◆ AIM OF THE TASK ◆
Only the number is wanted: how many lines contain the word "Channel"?

◆ RECORD LIST ◆
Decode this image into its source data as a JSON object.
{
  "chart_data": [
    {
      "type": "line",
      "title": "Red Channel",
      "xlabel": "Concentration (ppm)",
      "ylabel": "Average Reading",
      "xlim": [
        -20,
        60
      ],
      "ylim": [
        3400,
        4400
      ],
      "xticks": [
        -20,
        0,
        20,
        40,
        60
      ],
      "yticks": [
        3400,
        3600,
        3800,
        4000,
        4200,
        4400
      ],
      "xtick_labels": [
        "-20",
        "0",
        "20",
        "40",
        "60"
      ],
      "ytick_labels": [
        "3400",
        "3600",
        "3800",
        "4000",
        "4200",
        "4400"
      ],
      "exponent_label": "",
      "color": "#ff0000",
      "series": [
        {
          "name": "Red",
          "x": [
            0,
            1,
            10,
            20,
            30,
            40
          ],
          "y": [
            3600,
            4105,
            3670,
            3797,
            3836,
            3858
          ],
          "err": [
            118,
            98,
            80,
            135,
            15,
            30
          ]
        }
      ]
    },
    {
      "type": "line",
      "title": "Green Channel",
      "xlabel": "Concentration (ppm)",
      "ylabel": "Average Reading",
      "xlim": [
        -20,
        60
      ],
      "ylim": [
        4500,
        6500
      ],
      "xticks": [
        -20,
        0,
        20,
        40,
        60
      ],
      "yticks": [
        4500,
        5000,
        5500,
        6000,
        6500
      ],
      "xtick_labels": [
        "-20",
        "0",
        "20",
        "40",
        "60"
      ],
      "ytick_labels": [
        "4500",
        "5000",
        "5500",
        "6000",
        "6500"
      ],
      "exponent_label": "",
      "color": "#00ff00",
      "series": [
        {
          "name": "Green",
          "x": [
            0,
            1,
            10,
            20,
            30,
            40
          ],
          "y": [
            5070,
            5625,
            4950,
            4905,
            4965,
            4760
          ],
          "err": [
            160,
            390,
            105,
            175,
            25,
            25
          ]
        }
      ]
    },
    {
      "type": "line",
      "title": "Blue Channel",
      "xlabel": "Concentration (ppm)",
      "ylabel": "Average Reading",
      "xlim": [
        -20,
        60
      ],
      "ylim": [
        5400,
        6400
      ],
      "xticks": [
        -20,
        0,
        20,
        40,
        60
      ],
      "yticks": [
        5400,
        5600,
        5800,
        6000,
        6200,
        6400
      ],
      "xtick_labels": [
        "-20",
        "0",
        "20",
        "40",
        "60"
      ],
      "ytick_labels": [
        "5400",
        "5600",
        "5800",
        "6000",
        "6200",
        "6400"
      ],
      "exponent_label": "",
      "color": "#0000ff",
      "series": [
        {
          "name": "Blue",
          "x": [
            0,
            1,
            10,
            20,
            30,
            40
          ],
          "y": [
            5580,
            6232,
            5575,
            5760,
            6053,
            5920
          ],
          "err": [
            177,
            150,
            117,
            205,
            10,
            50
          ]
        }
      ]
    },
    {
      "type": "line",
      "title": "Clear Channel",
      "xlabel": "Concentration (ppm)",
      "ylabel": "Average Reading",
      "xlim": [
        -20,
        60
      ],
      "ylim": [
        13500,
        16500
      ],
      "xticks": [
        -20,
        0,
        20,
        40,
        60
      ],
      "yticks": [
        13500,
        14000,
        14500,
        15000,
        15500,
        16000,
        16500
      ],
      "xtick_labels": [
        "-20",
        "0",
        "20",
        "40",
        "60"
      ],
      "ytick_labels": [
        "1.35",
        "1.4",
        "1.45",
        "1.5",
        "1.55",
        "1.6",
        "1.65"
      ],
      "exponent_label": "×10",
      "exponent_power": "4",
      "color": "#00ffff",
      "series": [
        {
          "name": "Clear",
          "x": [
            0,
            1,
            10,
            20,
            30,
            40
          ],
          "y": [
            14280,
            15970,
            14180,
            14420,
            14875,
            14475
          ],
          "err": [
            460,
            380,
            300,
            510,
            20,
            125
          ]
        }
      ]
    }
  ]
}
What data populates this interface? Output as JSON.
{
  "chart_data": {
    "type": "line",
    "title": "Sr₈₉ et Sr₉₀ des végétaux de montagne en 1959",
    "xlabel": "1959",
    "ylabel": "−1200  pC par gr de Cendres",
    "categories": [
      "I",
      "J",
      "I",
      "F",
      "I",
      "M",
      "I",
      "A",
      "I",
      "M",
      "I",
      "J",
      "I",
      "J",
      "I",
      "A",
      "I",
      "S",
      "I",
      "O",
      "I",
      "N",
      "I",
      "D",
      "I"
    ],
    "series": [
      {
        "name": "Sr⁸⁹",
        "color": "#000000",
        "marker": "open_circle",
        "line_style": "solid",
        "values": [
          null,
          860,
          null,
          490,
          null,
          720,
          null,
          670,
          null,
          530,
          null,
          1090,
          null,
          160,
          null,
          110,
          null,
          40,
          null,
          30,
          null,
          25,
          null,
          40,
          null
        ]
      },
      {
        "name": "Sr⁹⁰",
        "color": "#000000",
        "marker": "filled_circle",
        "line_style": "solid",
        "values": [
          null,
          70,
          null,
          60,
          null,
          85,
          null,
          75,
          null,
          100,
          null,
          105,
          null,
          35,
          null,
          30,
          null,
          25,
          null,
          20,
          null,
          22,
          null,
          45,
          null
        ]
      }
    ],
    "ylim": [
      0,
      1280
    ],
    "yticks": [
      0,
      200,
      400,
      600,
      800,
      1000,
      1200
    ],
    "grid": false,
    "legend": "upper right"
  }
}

◆ FULL ANSWER ◆
4